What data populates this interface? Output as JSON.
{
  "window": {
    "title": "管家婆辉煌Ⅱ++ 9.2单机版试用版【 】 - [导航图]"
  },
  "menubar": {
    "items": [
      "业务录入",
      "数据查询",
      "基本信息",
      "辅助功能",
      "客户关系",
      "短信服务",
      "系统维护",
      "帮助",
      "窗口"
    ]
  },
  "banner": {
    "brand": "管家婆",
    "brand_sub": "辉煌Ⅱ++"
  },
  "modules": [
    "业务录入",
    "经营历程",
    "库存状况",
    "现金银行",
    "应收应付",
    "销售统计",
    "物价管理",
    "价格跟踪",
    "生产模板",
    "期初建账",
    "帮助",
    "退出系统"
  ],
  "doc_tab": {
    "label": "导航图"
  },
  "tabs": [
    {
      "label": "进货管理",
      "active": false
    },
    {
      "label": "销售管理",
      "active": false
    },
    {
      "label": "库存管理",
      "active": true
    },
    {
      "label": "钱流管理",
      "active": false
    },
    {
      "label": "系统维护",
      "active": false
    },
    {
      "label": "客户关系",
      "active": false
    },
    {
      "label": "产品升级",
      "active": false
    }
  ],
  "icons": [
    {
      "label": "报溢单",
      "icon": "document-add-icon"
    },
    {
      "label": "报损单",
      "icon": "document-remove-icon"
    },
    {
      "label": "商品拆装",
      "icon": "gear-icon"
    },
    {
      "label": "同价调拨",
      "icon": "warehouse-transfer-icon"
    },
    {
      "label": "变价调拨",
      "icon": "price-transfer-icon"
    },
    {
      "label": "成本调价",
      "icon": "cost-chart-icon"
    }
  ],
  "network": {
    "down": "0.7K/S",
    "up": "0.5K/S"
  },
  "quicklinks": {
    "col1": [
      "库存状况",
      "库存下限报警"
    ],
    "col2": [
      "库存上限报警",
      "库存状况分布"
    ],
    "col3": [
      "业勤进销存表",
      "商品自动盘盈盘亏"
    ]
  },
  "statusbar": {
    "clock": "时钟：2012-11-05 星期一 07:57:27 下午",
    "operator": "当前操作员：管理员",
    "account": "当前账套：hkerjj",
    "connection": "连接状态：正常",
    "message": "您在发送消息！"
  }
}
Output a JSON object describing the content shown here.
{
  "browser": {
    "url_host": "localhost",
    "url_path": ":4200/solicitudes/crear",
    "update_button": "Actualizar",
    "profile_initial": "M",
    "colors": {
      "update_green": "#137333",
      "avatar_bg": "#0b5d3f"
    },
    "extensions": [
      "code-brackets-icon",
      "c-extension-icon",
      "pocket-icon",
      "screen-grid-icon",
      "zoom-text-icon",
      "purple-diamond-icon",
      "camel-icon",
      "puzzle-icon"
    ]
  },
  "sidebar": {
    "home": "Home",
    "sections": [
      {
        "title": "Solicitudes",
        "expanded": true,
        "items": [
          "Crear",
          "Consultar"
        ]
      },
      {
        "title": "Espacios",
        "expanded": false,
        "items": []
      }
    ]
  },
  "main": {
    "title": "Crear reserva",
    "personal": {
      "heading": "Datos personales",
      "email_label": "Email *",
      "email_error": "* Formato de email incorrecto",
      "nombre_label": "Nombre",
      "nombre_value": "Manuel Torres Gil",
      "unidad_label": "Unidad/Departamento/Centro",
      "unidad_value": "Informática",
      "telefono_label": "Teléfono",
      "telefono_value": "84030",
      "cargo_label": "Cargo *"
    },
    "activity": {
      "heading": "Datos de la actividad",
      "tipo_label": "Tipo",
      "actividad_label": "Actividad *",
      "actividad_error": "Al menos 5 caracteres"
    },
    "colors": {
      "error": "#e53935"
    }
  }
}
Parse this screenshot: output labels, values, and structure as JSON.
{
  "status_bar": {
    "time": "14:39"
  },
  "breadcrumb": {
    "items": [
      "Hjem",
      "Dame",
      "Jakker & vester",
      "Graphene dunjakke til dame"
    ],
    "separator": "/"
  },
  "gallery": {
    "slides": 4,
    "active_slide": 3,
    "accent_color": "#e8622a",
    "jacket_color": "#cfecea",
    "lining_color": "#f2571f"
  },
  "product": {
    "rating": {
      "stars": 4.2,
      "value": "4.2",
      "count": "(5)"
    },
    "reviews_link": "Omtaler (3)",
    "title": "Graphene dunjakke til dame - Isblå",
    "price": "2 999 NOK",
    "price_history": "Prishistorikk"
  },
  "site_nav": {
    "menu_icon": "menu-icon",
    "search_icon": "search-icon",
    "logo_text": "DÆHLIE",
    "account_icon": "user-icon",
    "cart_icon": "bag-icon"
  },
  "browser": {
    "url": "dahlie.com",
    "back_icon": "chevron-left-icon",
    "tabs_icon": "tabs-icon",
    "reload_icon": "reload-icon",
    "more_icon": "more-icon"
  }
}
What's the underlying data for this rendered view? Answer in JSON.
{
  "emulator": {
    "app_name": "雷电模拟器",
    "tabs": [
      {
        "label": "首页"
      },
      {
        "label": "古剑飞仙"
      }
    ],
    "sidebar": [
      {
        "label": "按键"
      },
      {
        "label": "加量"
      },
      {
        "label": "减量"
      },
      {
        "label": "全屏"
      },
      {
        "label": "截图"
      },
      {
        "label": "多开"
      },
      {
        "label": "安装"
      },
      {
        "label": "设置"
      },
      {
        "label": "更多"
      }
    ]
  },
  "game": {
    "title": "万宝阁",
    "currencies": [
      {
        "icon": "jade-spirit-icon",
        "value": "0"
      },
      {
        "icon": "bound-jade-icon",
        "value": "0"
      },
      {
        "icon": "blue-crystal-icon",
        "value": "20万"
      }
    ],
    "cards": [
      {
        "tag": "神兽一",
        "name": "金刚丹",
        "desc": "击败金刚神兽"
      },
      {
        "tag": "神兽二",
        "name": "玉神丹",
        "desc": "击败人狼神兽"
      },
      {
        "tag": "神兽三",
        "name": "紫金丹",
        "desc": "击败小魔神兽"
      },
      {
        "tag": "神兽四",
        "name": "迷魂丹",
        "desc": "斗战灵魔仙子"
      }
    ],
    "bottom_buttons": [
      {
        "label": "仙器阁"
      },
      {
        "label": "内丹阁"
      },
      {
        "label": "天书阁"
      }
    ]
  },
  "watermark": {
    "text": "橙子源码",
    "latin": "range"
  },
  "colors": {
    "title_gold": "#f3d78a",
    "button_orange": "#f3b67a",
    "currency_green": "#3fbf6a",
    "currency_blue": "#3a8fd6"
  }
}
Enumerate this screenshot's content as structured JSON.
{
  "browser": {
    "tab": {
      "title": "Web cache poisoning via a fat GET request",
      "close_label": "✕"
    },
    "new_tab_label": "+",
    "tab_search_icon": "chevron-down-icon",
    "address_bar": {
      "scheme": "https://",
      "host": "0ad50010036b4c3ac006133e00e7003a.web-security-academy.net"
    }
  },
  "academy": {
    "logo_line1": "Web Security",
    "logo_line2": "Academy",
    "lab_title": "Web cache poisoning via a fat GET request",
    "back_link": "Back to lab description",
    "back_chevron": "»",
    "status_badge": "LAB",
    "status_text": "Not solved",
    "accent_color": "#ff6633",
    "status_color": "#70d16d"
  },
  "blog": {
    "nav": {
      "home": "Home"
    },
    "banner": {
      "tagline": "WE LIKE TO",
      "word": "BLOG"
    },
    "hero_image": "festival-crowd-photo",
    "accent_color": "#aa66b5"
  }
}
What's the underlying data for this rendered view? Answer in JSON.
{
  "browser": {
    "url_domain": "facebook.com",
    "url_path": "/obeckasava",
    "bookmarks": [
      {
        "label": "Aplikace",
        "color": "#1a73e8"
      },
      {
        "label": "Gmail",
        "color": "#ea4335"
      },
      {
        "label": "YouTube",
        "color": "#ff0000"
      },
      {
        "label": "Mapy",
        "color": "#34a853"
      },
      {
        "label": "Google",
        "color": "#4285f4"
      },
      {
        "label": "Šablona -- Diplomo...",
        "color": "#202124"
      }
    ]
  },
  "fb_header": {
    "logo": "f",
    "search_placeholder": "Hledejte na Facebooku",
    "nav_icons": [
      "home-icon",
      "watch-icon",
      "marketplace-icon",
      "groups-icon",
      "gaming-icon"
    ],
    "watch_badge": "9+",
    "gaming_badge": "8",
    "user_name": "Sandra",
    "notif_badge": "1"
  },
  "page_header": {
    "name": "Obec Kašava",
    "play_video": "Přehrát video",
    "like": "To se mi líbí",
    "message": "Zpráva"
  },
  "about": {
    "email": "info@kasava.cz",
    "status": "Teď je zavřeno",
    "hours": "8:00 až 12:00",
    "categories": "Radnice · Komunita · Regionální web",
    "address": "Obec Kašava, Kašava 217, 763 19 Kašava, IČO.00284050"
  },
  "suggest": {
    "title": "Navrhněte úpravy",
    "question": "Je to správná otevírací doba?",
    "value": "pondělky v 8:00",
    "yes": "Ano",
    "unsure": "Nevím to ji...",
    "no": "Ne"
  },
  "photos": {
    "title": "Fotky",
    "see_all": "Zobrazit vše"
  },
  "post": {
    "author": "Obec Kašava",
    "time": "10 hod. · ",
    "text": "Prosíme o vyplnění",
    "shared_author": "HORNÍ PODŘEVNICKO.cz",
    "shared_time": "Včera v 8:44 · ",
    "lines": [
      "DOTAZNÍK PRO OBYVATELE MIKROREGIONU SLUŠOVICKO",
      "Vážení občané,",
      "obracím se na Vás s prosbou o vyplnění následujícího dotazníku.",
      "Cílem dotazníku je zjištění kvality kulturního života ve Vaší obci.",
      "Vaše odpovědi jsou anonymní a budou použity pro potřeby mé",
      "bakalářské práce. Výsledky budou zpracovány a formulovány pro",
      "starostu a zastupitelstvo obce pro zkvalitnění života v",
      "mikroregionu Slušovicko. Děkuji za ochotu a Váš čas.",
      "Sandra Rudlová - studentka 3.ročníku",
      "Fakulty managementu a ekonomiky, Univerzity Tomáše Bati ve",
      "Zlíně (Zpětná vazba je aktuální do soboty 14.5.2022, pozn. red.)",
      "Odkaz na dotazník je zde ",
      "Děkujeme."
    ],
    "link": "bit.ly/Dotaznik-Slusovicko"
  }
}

-*-*-

§ **Written exercise**
Take every line from the data that contains the word "života".

§ **Correct output**
      "Cílem dotazníku je zjištění kvality kulturního života ve Vaší obci.",
      "starostu a zastupitelstvo obce pro zkvalitnění života v",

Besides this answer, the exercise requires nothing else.